[WHAT IS BEING ASKED]
Where a line contains the word "gebruiken", copy that line.

===== DATA SUPPLIED

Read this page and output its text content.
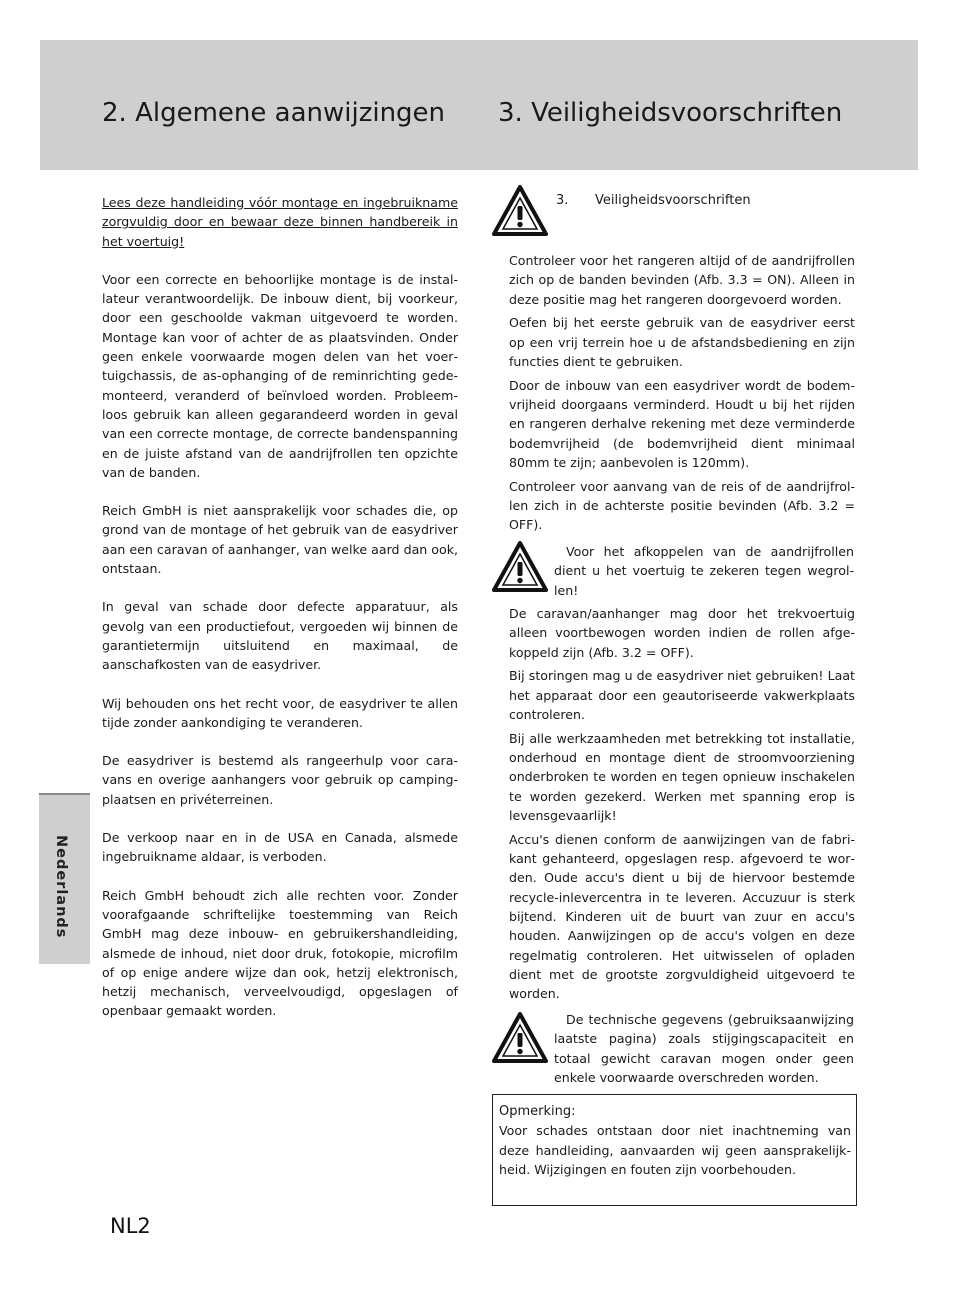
2. Algemene aanwijzingen 3. Veiligheidsvoorschriften

Lees deze handleiding vóór montage en ingebruikname zorgvuldig door en bewaar deze binnen handbereik in het voertuig!

Voor een correcte en behoorlijke montage is de installateur verantwoordelijk. De inbouw dient, bij voorkeur, door een geschoolde vakman uitgevoerd te worden. Montage kan voor of achter de as plaatsvinden. Onder geen enkele voorwaarde mogen delen van het voertuigchassis, de as-ophanging of de reminrichting gedemonteerd, veranderd of beïnvloed worden. Probleemloos gebruik kan alleen gegarandeerd worden in geval van een correcte montage, de correcte bandenspanning en de juiste afstand van de aandrijfrollen ten opzichte van de banden.

Reich GmbH is niet aansprakelijk voor schades die, op grond van de montage of het gebruik van de easydriver aan een caravan of aanhanger, van welke aard dan ook, ontstaan.

In geval van schade door defecte apparatuur, als gevolg van een productiefout, vergoeden wij binnen de garantietermijn uitsluitend en maximaal, de aanschafkosten van de easydriver.

Wij behouden ons het recht voor, de easydriver te allen tijde zonder aankondiging te veranderen.

De easydriver is bestemd als rangeerhulp voor caravans en overige aanhangers voor gebruik op campingplaatsen en privéterreinen.

De verkoop naar en in de USA en Canada, alsmede ingebruikname aldaar, is verboden.

Reich GmbH behoudt zich alle rechten voor. Zonder voorafgaande schriftelijke toestemming van Reich GmbH mag deze inbouw- en gebruikershandleiding, alsmede de inhoud, niet door druk, fotokopie, microfilm of op enige andere wijze dan ook, hetzij elektronisch, hetzij mechanisch, verveelvoudigd, opgeslagen of openbaar gemaakt worden.

3. Veiligheidsvoorschriften

Controleer voor het rangeren altijd of de aandrijfrollen zich op de banden bevinden (Afb. 3.3 = ON). Alleen in deze positie mag het rangeren doorgevoerd worden.

Oefen bij het eerste gebruik van de easydriver eerst op een vrij terrein hoe u de afstandsbediening en zijn functies dient te gebruiken.

Door de inbouw van een easydriver wordt de bodemvrijheid doorgaans verminderd. Houdt u bij het rijden en rangeren derhalve rekening met deze verminderde bodemvrijheid (de bodemvrijheid dient minimaal 80mm te zijn; aanbevolen is 120mm).

Controleer voor aanvang van de reis of de aandrijfrollen zich in de achterste positie bevinden (Afb. 3.2 = OFF).

Voor het afkoppelen van de aandrijfrollen dient u het voertuig te zekeren tegen wegrollen!

De caravan/aanhanger mag door het trekvoertuig alleen voortbewogen worden indien de rollen afgekoppeld zijn (Afb. 3.2 = OFF).

Bij storingen mag u de easydriver niet gebruiken! Laat het apparaat door een geautoriseerde vakwerkplaats controleren.

Bij alle werkzaamheden met betrekking tot installatie, onderhoud en montage dient de stroomvoorziening onderbroken te worden en tegen opnieuw inschakelen te worden gezekerd. Werken met spanning erop is levensgevaarlijk!

Accu's dienen conform de aanwijzingen van de fabrikant gehanteerd, opgeslagen resp. afgevoerd te worden. Oude accu's dient u bij de hiervoor bestemde recycle-inlevercentra in te leveren. Accuzuur is sterk bijtend. Kinderen uit de buurt van zuur en accu's houden. Aanwijzingen op de accu's volgen en deze regelmatig controleren. Het uitwisselen of opladen dient met de grootste zorgvuldigheid uitgevoerd te worden.

De technische gegevens (gebruiksaanwijzing laatste pagina) zoals stijgingscapaciteit en totaal gewicht caravan mogen onder geen enkele voorwaarde overschreden worden.
Opmerking:
Voor schades ontstaan door niet inachtneming van deze handleiding, aanvaarden wij geen aansprakelijkheid. Wijzigingen en fouten zijn voorbehouden.
Nederlands
NL2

==========

[RESULT BELOW]
Oefen bij het eerste gebruik van de easydriver eerst op een vrij terrein hoe u de afstandsbediening en zijn functies dient te gebruiken.
Bij storingen mag u de easydriver niet gebruiken! Laat het apparaat door een geautoriseerde vakwerkplaats controleren.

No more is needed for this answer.